__The request__
Each entry must be given again exactly; images do not belong in the copy.

__Records provided__

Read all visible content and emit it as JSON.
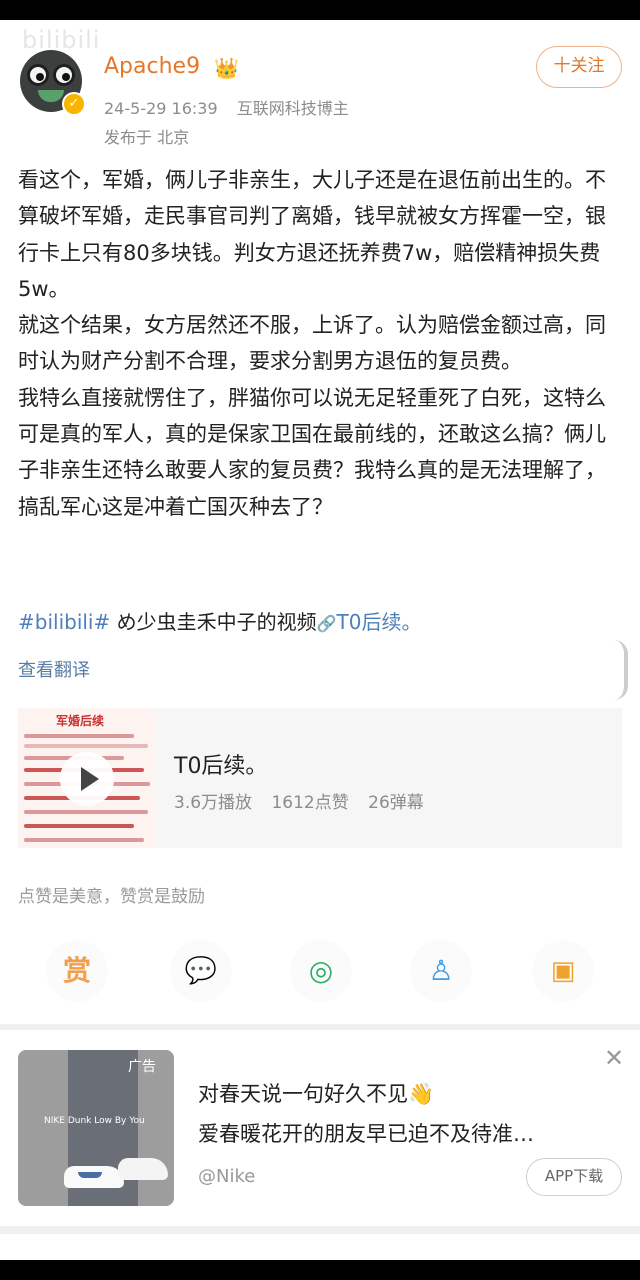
{
  "watermark": "bilibili",
  "author": {
    "name": "Apache9",
    "crown_glyph": "👑",
    "verified_glyph": "✓",
    "date": "24-5-29 16:39",
    "title": "互联网科技博主",
    "location": "发布于 北京",
    "follow_label": "十关注"
  },
  "post": {
    "paragraphs": [
      "看这个，军婚，俩儿子非亲生，大儿子还是在退伍前出生的。不算破坏军婚，走民事官司判了离婚，钱早就被女方挥霍一空，银行卡上只有80多块钱。判女方退还抚养费7w，赔偿精神损失费5w。",
      "就这个结果，女方居然还不服，上诉了。认为赔偿金额过高，同时认为财产分割不合理，要求分割男方退伍的复员费。",
      "我特么直接就愣住了，胖猫你可以说无足轻重死了白死，这特么可是真的军人，真的是保家卫国在最前线的，还敢这么搞？俩儿子非亲生还特么敢要人家的复员费？我特么真的是无法理解了，搞乱军心这是冲着亡国灭种去了？"
    ],
    "hashtag": "#bilibili#",
    "source_text": "め少虫圭禾中子的视频",
    "link_icon": "🔗",
    "link_text": "T0后续。",
    "translate_label": "查看翻译"
  },
  "video": {
    "thumb_title": "军婚后续",
    "title": "T0后续。",
    "plays": "3.6万播放",
    "likes": "1612点赞",
    "danmaku": "26弹幕"
  },
  "reward_note": "点赞是美意，赞赏是鼓励",
  "share": {
    "reward_glyph": "赏",
    "wechat_glyph": "💬",
    "moments_glyph": "◎",
    "qq_glyph": "♙",
    "save_glyph": "▣"
  },
  "ad": {
    "label": "广告",
    "image_caption": "NIKE Dunk Low By You",
    "line1": "对春天说一句好久不见👋",
    "line2": "爱春暖花开的朋友早已迫不及待准…",
    "brand": "@Nike",
    "app_button": "APP下载",
    "close_glyph": "✕"
  },
  "colors": {
    "accent_orange": "#e5772b",
    "link_blue": "#4f7fb8",
    "meta_gray": "#8c8c8c"
  }
}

__Finished task__
Read all visible content and emit it as JSON.
{
  "watermark": "bilibili",
  "author": {
    "name": "Apache9",
    "crown_glyph": "👑",
    "verified_glyph": "✓",
    "date": "24-5-29 16:39",
    "title": "互联网科技博主",
    "location": "发布于 北京",
    "follow_label": "十关注"
  },
  "post": {
    "paragraphs": [
      "看这个，军婚，俩儿子非亲生，大儿子还是在退伍前出生的。不算破坏军婚，走民事官司判了离婚，钱早就被女方挥霍一空，银行卡上只有80多块钱。判女方退还抚养费7w，赔偿精神损失费5w。",
      "就这个结果，女方居然还不服，上诉了。认为赔偿金额过高，同时认为财产分割不合理，要求分割男方退伍的复员费。",
      "我特么直接就愣住了，胖猫你可以说无足轻重死了白死，这特么可是真的军人，真的是保家卫国在最前线的，还敢这么搞？俩儿子非亲生还特么敢要人家的复员费？我特么真的是无法理解了，搞乱军心这是冲着亡国灭种去了？"
    ],
    "hashtag": "#bilibili#",
    "source_text": "め少虫圭禾中子的视频",
    "link_icon": "🔗",
    "link_text": "T0后续。",
    "translate_label": "查看翻译"
  },
  "video": {
    "thumb_title": "军婚后续",
    "title": "T0后续。",
    "plays": "3.6万播放",
    "likes": "1612点赞",
    "danmaku": "26弹幕"
  },
  "reward_note": "点赞是美意，赞赏是鼓励",
  "share": {
    "reward_glyph": "赏",
    "wechat_glyph": "💬",
    "moments_glyph": "◎",
    "qq_glyph": "♙",
    "save_glyph": "▣"
  },
  "ad": {
    "label": "广告",
    "image_caption": "NIKE Dunk Low By You",
    "line1": "对春天说一句好久不见👋",
    "line2": "爱春暖花开的朋友早已迫不及待准…",
    "brand": "@Nike",
    "app_button": "APP下载",
    "close_glyph": "✕"
  },
  "colors": {
    "accent_orange": "#e5772b",
    "link_blue": "#4f7fb8",
    "meta_gray": "#8c8c8c"
  }
}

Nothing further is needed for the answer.